#### AIM:
Examine the entries and show every line in which the word "JSON" is found.

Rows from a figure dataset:

***

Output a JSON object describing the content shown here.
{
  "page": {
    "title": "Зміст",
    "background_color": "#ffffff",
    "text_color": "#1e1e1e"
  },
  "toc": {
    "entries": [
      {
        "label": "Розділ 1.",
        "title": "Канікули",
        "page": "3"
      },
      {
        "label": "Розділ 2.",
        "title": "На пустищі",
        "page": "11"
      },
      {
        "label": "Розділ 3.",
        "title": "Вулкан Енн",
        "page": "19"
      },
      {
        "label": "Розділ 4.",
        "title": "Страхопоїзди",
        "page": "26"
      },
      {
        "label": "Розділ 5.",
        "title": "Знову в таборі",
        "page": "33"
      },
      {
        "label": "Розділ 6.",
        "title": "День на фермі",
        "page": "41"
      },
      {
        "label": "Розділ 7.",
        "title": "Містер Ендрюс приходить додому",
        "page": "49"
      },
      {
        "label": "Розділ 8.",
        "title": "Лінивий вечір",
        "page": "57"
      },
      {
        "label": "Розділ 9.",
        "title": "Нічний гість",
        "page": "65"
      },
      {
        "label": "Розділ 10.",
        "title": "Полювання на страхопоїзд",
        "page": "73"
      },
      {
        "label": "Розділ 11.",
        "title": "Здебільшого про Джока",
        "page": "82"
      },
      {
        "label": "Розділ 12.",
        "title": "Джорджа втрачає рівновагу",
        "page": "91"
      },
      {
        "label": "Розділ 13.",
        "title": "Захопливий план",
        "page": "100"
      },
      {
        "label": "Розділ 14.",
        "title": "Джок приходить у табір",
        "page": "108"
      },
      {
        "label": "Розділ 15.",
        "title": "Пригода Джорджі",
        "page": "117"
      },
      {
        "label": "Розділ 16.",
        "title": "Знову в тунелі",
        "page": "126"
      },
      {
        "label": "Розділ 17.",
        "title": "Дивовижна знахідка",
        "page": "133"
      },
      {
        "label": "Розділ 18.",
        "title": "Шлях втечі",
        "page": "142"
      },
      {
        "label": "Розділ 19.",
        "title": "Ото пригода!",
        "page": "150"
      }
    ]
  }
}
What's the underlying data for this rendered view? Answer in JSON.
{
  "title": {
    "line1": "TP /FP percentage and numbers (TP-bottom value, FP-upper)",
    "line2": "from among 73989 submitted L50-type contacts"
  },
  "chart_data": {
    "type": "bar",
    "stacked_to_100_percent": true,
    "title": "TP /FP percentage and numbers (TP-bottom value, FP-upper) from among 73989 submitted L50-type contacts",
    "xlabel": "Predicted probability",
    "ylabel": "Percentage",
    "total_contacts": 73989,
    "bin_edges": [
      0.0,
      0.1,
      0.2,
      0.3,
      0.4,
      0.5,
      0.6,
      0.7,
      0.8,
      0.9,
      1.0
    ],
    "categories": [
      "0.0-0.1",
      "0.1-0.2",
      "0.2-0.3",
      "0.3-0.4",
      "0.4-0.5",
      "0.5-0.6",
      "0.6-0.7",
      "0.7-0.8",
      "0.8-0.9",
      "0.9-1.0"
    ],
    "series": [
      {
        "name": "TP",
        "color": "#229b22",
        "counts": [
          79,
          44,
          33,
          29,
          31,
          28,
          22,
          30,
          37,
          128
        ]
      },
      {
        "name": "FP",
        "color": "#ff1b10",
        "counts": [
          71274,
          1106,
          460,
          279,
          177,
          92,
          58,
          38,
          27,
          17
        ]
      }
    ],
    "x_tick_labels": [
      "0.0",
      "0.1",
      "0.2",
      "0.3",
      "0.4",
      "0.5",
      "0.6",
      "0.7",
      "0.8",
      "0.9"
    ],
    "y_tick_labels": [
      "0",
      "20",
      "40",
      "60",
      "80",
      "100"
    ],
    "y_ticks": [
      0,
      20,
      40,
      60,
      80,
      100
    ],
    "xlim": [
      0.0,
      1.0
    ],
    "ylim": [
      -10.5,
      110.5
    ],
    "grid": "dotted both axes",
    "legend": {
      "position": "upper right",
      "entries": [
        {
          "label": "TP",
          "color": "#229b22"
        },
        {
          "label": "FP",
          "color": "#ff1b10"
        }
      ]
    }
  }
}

***

#### OUTPUT OF THE EXERCISE:
Output a JSON object describing the content shown here.
What's the underlying data for this rendered view? Answer in JSON.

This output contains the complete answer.